◆ Exercise inputs:

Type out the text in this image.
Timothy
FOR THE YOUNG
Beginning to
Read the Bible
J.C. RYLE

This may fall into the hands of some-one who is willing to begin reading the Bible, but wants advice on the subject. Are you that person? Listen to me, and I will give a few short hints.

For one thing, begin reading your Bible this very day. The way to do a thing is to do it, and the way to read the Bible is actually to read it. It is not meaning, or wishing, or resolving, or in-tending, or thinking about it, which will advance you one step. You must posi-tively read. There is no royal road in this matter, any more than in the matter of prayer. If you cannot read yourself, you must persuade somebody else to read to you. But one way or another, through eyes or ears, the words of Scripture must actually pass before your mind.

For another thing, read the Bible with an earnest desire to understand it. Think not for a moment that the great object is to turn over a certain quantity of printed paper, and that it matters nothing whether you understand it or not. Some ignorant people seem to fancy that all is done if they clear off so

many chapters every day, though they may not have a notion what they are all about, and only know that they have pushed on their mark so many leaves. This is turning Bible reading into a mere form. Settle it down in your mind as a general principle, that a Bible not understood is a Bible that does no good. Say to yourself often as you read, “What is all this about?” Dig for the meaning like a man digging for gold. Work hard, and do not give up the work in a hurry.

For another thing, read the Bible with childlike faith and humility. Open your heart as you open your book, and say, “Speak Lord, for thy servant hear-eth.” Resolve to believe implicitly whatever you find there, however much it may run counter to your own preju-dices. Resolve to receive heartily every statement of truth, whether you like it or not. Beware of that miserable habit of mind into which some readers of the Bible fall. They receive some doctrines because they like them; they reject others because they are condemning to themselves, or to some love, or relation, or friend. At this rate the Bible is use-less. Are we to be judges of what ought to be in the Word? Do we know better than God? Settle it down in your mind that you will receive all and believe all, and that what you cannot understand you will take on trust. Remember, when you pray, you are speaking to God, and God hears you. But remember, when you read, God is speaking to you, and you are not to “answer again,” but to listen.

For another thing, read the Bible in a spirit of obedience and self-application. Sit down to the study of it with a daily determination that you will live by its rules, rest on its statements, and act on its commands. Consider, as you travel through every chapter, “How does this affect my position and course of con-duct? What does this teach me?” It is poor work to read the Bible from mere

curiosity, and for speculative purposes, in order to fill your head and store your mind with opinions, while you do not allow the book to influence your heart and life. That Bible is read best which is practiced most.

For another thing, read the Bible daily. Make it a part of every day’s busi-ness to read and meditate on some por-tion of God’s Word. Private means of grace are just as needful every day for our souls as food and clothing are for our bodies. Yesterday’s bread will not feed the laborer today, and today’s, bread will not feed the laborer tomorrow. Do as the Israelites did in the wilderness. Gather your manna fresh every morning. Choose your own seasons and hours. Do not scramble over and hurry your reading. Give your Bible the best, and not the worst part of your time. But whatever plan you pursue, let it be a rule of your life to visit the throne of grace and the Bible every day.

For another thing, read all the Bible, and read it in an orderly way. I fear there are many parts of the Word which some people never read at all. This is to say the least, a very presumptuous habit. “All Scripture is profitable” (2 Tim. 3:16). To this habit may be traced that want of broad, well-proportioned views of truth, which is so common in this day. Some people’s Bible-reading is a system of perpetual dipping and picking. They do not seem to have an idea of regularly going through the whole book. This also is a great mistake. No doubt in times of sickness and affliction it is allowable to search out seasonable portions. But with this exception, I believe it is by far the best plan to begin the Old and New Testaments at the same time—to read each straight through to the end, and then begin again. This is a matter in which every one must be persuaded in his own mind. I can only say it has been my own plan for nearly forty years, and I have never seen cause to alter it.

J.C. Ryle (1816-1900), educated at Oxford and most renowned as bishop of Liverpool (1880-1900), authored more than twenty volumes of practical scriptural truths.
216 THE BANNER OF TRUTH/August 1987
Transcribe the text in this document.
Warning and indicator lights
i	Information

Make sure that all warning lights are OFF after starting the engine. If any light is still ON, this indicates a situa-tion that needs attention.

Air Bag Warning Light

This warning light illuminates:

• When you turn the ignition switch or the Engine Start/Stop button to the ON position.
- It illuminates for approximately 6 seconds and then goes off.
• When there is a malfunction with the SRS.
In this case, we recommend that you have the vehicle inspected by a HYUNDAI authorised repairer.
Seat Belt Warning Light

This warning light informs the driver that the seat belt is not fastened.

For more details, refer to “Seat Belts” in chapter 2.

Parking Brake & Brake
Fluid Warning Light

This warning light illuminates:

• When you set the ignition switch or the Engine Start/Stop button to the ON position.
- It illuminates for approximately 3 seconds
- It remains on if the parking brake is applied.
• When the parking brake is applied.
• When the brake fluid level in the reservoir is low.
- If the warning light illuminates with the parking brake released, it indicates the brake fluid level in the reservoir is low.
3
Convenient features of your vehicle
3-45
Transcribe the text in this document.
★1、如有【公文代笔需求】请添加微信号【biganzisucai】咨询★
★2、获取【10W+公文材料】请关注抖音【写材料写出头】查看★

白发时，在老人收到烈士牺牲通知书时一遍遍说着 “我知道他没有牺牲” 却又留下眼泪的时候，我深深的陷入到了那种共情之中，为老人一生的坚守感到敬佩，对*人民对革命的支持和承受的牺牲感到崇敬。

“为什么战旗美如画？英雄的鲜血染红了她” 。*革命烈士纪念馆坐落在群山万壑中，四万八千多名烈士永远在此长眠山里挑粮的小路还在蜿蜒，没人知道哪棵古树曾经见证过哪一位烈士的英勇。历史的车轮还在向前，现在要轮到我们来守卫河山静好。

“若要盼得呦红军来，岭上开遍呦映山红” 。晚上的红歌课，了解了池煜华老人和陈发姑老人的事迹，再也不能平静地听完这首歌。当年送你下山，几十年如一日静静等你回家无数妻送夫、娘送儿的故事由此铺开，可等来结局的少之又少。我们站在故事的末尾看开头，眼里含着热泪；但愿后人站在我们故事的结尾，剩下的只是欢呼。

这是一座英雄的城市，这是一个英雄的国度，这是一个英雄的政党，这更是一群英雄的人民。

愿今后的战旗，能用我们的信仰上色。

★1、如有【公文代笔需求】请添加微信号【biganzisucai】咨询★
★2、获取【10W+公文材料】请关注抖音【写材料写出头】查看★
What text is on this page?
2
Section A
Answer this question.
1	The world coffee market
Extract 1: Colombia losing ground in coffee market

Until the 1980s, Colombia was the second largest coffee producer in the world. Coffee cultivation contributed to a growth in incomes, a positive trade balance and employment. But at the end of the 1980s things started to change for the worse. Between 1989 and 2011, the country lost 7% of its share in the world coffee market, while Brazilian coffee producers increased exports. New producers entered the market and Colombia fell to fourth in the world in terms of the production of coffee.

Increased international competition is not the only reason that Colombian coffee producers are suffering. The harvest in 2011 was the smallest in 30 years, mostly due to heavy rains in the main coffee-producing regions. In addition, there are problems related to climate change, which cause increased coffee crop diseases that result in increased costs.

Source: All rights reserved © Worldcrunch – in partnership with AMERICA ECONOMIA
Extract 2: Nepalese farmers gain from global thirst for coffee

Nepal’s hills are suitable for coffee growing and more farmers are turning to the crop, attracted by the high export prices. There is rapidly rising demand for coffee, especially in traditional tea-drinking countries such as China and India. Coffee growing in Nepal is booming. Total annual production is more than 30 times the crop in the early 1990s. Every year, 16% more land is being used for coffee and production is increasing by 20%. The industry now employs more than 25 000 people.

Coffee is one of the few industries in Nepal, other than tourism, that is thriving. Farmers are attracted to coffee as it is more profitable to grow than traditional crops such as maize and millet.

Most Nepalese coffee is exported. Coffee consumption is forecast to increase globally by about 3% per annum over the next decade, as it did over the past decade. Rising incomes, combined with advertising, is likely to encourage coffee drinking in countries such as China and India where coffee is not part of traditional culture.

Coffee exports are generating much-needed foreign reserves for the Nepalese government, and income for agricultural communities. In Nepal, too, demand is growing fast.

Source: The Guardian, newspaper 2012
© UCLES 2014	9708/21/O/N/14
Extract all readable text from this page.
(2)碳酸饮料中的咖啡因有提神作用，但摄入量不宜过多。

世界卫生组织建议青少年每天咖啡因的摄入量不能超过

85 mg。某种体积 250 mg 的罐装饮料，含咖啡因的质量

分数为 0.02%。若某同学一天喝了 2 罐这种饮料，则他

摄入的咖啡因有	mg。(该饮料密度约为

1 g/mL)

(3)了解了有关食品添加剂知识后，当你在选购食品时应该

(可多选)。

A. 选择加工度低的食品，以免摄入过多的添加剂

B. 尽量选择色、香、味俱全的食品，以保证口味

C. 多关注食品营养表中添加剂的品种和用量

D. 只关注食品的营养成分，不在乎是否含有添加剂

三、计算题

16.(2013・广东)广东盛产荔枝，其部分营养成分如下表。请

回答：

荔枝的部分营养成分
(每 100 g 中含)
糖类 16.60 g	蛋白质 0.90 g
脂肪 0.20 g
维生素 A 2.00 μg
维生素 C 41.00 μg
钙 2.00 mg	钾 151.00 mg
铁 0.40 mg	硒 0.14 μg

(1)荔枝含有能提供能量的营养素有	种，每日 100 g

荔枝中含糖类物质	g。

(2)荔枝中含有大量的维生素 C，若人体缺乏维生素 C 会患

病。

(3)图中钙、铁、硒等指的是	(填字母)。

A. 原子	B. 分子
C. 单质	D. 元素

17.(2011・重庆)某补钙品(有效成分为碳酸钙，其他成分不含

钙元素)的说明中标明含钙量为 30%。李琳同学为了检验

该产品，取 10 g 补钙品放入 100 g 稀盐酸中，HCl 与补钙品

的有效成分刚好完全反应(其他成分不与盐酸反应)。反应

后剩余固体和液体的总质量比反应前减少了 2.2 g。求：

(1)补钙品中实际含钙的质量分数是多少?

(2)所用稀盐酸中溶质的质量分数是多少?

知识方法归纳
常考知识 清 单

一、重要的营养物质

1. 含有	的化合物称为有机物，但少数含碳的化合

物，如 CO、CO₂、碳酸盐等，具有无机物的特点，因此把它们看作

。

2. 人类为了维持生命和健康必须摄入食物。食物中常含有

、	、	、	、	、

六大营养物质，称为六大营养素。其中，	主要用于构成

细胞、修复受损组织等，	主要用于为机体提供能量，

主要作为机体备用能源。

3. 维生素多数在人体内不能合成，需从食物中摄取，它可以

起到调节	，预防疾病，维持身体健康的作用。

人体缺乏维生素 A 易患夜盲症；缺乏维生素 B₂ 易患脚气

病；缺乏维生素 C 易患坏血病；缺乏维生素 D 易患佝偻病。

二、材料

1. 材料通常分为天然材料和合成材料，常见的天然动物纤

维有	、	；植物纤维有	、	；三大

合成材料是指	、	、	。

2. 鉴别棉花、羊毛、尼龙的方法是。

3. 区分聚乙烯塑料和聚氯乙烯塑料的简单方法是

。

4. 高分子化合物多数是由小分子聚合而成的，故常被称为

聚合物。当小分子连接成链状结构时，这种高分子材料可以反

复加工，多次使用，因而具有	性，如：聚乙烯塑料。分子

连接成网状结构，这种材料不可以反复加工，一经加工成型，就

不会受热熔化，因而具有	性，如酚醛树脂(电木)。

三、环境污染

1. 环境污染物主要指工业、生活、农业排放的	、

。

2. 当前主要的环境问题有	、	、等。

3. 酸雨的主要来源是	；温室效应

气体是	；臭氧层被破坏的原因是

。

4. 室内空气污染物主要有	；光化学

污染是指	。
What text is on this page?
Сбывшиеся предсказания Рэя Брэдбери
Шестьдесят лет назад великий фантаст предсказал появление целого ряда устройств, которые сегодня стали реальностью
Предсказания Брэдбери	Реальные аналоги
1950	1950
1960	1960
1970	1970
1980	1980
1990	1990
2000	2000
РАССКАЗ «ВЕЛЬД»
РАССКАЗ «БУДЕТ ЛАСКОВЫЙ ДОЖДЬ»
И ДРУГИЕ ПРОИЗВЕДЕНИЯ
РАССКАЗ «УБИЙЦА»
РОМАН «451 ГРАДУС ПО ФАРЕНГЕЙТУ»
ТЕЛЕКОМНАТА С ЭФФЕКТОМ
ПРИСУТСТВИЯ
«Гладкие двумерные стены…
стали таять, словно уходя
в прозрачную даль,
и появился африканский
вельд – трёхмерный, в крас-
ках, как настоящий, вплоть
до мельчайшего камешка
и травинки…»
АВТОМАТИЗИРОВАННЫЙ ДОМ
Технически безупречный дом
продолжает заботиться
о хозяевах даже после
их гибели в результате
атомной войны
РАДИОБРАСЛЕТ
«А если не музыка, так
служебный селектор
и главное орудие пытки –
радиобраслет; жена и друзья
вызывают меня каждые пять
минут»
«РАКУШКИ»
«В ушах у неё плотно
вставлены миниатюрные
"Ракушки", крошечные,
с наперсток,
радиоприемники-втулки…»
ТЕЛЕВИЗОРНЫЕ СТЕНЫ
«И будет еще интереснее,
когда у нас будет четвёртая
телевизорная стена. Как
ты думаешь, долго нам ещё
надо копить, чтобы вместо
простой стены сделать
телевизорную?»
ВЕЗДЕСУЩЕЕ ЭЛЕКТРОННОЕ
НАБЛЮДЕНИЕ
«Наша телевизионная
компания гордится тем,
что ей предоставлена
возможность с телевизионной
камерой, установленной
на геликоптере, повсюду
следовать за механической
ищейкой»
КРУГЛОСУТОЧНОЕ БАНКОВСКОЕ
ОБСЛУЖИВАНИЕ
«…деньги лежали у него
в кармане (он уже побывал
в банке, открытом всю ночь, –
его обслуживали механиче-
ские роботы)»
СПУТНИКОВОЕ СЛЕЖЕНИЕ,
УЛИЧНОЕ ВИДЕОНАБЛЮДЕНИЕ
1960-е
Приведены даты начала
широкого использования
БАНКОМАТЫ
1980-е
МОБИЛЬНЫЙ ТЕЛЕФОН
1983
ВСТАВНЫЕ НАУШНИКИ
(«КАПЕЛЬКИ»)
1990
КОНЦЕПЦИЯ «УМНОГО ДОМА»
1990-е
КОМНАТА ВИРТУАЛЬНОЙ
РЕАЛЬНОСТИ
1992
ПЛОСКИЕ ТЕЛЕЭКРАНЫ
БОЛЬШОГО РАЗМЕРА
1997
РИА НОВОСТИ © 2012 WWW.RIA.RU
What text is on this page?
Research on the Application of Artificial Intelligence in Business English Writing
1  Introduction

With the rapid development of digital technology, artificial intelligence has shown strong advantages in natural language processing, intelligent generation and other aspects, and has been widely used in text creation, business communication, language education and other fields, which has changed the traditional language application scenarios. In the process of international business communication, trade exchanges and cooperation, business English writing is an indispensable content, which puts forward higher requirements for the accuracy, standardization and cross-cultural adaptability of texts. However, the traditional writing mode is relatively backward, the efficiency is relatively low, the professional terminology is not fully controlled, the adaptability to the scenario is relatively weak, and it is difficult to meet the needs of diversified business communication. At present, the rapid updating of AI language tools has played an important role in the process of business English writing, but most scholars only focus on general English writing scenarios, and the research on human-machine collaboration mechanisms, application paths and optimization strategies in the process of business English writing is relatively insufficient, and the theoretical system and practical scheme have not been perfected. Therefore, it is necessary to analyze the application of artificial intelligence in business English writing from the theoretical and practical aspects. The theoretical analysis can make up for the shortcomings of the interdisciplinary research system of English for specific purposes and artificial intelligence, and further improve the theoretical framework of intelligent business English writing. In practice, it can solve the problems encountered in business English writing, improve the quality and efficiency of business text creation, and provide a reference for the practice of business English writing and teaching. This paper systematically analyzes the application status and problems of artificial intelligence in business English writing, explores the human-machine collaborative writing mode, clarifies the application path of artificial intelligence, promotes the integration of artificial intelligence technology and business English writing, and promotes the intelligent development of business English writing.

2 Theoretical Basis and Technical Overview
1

◆ Instructions to follow: Identify the lines in the entries above that contain "Stop", then copy them out.

◆ Exercise response:
• When you turn the ignition switch or the Engine Start/Stop button to the ON position.
• When you set the ignition switch or the Engine Start/Stop button to the ON position.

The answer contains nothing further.